# Stored records
[Begin]

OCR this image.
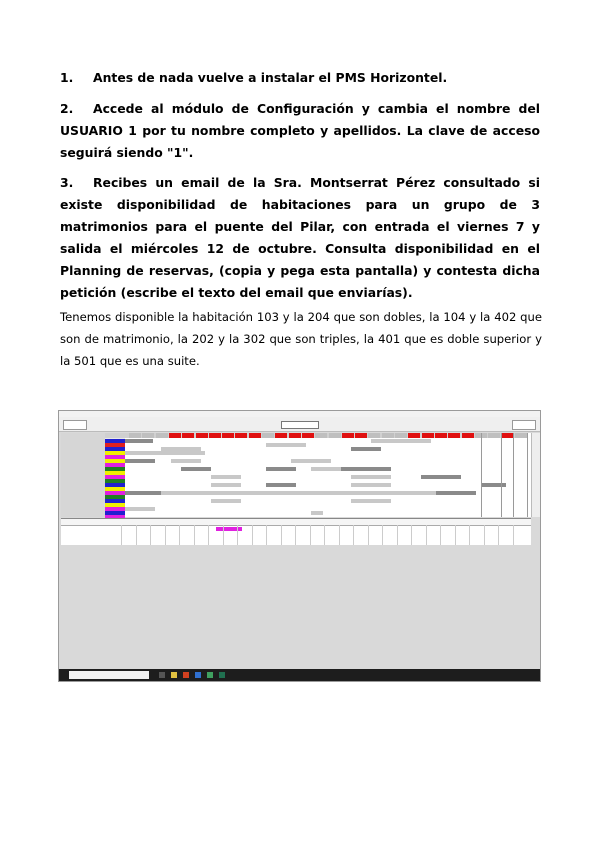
1. Antes de nada vuelve a instalar el PMS Horizontel.
2. Accede al módulo de Configuración y cambia el nombre del USUARIO 1 por tu nombre completo y apellidos. La clave de acceso seguirá siendo "1".
3. Recibes un email de la Sra. Montserrat Pérez consultado si existe disponibilidad de habitaciones para un grupo de 3 matrimonios para el puente del Pilar, con entrada el viernes 7 y salida el miércoles 12 de octubre. Consulta disponibilidad en el Planning de reservas, (copia y pega esta pantalla) y contesta dicha petición (escribe el texto del email que enviarías).
Tenemos disponible la habitación 103 y la 204 que son dobles, la 104 y la 402 que son de matrimonio, la 202 y la 302 que son triples, la 401 que es doble superior y la 501 que es una suite.
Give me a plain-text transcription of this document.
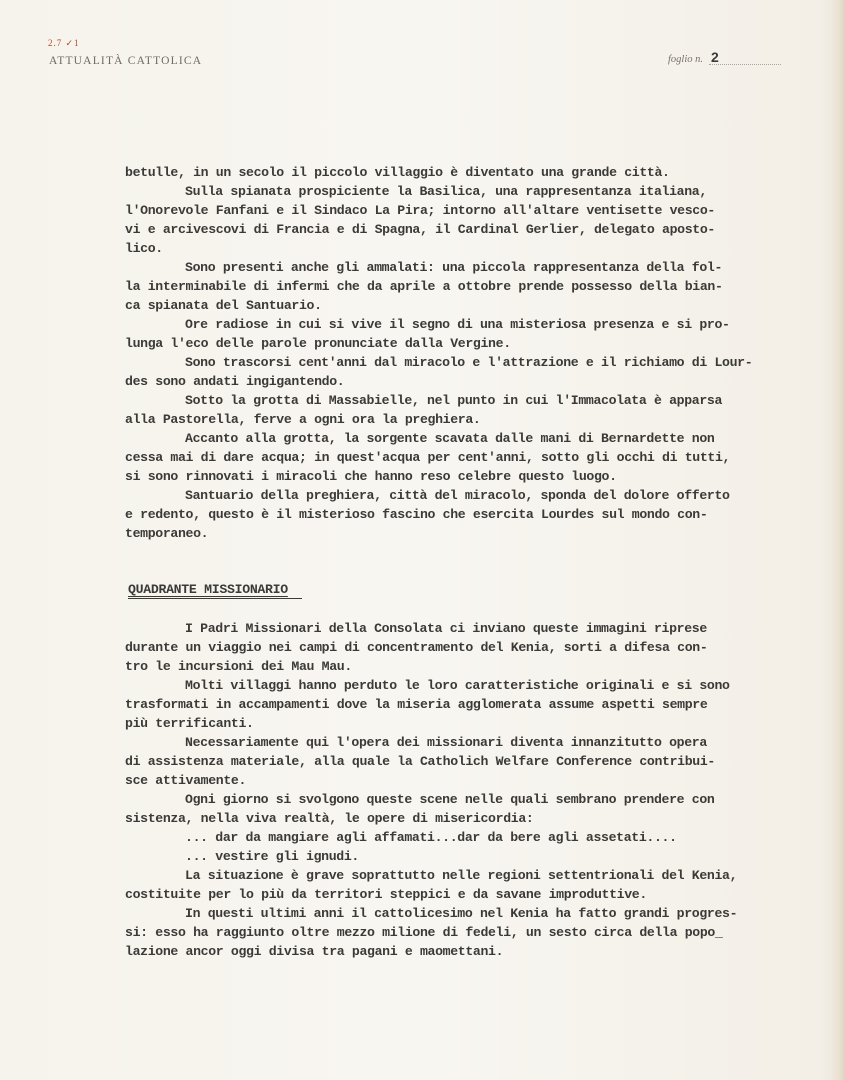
2.7 ✓1
ATTUALITÀ CATTOLICA	foglio n. 2
betulle, in un secolo il piccolo villaggio è diventato una grande città.
Sulla spianata prospiciente la Basilica, una rappresentanza italiana,
l'Onorevole Fanfani e il Sindaco La Pira; intorno all'altare ventisette vesco-
vi e arcivescovi di Francia e di Spagna, il Cardinal Gerlier, delegato aposto-
lico.
Sono presenti anche gli ammalati: una piccola rappresentanza della fol-
la interminabile di infermi che da aprile a ottobre prende possesso della bian-
ca spianata del Santuario.
Ore radiose in cui si vive il segno di una misteriosa presenza e si pro-
lunga l'eco delle parole pronunciate dalla Vergine.
Sono trascorsi cent'anni dal miracolo e l'attrazione e il richiamo di Lour-
des sono andati ingigantendo.
Sotto la grotta di Massabielle, nel punto in cui l'Immacolata è apparsa
alla Pastorella, ferve a ogni ora la preghiera.
Accanto alla grotta, la sorgente scavata dalle mani di Bernardette non
cessa mai di dare acqua; in quest'acqua per cent'anni, sotto gli occhi di tutti,
si sono rinnovati i miracoli che hanno reso celebre questo luogo.
Santuario della preghiera, città del miracolo, sponda del dolore offerto
e redento, questo è il misterioso fascino che esercita Lourdes sul mondo con-
temporaneo.
QUADRANTE MISSIONARIO
I Padri Missionari della Consolata ci inviano queste immagini riprese
durante un viaggio nei campi di concentramento del Kenia, sorti a difesa con-
tro le incursioni dei Mau Mau.
Molti villaggi hanno perduto le loro caratteristiche originali e si sono
trasformati in accampamenti dove la miseria agglomerata assume aspetti sempre
più terrificanti.
Necessariamente qui l'opera dei missionari diventa innanzitutto opera
di assistenza materiale, alla quale la Catholich Welfare Conference contribui-
sce attivamente.
Ogni giorno si svolgono queste scene nelle quali sembrano prendere con
sistenza, nella viva realtà, le opere di misericordia:
... dar da mangiare agli affamati...dar da bere agli assetati....
... vestire gli ignudi.
La situazione è grave soprattutto nelle regioni settentrionali del Kenia,
costituite per lo più da territori steppici e da savane improduttive.
In questi ultimi anni il cattolicesimo nel Kenia ha fatto grandi progres-
si: esso ha raggiunto oltre mezzo milione di fedeli, un sesto circa della popo_
lazione ancor oggi divisa tra pagani e maomettani.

[End]

# WHAT TO WORK ON
Collect the lines that hold "città".

# REPLY TO THE EXERCISE
betulle, in un secolo il piccolo villaggio è diventato una grande città.
Santuario della preghiera, città del miracolo, sponda del dolore offerto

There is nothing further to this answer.